__DATA FOR THE TASK__
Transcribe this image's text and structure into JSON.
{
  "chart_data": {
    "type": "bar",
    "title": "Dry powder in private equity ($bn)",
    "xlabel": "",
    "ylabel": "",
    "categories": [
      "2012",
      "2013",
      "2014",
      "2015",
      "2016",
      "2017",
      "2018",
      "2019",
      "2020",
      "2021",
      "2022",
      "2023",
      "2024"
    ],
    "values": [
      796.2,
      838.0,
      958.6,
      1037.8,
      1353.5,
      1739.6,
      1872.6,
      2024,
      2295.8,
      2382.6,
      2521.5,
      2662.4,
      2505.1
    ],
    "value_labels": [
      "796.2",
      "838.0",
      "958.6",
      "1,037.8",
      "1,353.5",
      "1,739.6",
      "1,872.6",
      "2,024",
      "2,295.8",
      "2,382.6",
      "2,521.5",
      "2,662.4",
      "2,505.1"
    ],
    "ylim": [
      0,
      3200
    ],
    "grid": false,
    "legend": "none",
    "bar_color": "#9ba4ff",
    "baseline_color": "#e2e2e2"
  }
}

__EXERCISE__
Output the entries verbatim.

__WRITTEN ANSWER__
Transcribe this image's text and structure into JSON.
{
  "chart_data": {
    "type": "bar",
    "title": "Dry powder in private equity ($bn)",
    "xlabel": "",
    "ylabel": "",
    "categories": [
      "2012",
      "2013",
      "2014",
      "2015",
      "2016",
      "2017",
      "2018",
      "2019",
      "2020",
      "2021",
      "2022",
      "2023",
      "2024"
    ],
    "values": [
      796.2,
      838.0,
      958.6,
      1037.8,
      1353.5,
      1739.6,
      1872.6,
      2024,
      2295.8,
      2382.6,
      2521.5,
      2662.4,
      2505.1
    ],
    "value_labels": [
      "796.2",
      "838.0",
      "958.6",
      "1,037.8",
      "1,353.5",
      "1,739.6",
      "1,872.6",
      "2,024",
      "2,295.8",
      "2,382.6",
      "2,521.5",
      "2,662.4",
      "2,505.1"
    ],
    "ylim": [
      0,
      3200
    ],
    "grid": false,
    "legend": "none",
    "bar_color": "#9ba4ff",
    "baseline_color": "#e2e2e2"
  }
}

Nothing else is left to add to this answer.